--- Figure record extracts ---
------------------------------------------------

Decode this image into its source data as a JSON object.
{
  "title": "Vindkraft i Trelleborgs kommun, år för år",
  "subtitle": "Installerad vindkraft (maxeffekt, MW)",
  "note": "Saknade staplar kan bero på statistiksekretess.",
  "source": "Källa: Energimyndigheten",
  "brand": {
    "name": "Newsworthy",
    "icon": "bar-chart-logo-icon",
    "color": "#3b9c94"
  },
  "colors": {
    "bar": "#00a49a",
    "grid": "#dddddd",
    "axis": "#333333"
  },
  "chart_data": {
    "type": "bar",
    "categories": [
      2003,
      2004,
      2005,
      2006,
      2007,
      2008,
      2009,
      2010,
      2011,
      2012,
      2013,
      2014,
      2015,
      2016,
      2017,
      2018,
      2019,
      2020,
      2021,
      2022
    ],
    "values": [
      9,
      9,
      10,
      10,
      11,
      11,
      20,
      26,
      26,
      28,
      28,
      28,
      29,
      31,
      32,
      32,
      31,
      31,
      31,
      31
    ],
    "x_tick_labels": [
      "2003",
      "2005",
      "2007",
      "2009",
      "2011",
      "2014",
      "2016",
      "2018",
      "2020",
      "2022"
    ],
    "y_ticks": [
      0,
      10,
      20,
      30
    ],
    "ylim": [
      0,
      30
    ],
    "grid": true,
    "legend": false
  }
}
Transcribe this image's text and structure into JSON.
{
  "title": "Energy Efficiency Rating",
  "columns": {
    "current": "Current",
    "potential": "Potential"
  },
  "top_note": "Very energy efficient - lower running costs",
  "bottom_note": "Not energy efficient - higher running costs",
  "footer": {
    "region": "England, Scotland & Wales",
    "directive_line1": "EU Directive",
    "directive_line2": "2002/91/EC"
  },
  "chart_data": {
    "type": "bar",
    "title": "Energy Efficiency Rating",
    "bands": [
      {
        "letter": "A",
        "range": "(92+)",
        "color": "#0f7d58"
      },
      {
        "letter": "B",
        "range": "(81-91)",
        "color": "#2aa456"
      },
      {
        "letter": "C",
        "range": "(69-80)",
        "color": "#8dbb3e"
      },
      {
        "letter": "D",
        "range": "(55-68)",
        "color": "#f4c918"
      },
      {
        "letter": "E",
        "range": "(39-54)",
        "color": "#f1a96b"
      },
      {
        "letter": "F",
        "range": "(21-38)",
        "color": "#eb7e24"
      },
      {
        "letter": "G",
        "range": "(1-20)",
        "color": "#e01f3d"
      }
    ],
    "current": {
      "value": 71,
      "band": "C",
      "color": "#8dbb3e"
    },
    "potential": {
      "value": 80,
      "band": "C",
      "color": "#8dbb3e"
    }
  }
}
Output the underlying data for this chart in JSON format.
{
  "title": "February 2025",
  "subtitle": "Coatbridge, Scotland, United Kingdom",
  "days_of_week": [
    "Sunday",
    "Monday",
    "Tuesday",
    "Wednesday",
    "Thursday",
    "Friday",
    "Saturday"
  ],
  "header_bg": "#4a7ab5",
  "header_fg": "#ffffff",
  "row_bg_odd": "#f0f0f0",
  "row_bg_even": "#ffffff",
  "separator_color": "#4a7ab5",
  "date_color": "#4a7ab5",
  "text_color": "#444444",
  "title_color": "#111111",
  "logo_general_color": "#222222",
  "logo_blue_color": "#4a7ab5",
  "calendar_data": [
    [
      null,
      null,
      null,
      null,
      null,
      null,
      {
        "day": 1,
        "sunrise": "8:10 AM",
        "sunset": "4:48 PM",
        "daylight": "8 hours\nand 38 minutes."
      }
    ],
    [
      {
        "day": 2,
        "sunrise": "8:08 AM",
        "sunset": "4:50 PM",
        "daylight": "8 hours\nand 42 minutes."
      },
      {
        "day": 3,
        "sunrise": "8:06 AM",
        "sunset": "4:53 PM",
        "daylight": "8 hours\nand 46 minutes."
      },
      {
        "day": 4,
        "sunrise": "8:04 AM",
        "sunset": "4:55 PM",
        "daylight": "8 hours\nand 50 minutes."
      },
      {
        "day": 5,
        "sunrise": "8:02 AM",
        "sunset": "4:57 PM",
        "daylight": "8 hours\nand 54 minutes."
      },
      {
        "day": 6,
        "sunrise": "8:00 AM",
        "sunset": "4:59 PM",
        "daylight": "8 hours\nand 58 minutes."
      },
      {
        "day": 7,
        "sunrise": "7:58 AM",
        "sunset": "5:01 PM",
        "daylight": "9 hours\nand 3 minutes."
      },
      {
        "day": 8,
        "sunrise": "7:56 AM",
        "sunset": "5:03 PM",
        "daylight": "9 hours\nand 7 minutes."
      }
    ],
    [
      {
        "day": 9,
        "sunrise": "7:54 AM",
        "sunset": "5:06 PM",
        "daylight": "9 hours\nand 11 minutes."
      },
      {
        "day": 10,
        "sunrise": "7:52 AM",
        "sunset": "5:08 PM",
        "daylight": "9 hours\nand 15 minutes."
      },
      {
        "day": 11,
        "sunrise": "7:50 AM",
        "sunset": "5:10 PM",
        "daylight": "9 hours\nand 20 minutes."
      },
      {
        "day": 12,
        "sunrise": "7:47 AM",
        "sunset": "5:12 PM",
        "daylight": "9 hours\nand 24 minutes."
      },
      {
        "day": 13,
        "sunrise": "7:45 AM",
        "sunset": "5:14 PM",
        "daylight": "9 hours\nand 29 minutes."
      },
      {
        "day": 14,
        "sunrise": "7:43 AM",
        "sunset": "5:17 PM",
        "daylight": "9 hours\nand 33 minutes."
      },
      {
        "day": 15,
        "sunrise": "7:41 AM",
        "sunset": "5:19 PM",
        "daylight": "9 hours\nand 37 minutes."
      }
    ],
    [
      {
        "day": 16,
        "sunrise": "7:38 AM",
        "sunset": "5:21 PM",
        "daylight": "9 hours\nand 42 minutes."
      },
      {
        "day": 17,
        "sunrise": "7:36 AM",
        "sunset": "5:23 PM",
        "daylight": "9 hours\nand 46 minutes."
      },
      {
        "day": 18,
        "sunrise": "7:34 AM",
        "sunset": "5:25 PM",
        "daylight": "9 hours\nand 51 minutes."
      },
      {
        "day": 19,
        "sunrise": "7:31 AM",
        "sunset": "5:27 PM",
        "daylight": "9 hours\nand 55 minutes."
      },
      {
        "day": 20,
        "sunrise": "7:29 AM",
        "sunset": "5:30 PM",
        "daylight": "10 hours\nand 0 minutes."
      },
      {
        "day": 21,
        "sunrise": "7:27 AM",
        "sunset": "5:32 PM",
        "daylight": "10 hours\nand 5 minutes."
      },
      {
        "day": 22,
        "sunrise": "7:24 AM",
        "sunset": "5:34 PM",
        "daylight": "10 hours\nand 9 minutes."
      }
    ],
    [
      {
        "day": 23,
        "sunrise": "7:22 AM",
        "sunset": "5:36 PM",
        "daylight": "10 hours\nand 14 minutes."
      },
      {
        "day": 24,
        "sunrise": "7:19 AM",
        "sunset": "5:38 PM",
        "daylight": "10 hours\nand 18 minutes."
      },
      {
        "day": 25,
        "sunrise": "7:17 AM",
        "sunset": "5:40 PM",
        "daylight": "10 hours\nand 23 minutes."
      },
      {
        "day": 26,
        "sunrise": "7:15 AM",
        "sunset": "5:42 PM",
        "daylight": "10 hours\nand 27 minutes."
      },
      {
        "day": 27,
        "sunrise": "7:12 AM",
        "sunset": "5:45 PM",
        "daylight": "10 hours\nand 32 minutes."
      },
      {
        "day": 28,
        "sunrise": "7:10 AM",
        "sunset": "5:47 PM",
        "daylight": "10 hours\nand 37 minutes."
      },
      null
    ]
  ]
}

------------------------------------------------

--- Task objective ---
Show, from the material above, each line that includes the string "Rating".

--- Problem solution ---
  "title": "Energy Efficiency Rating",
    "title": "Energy Efficiency Rating",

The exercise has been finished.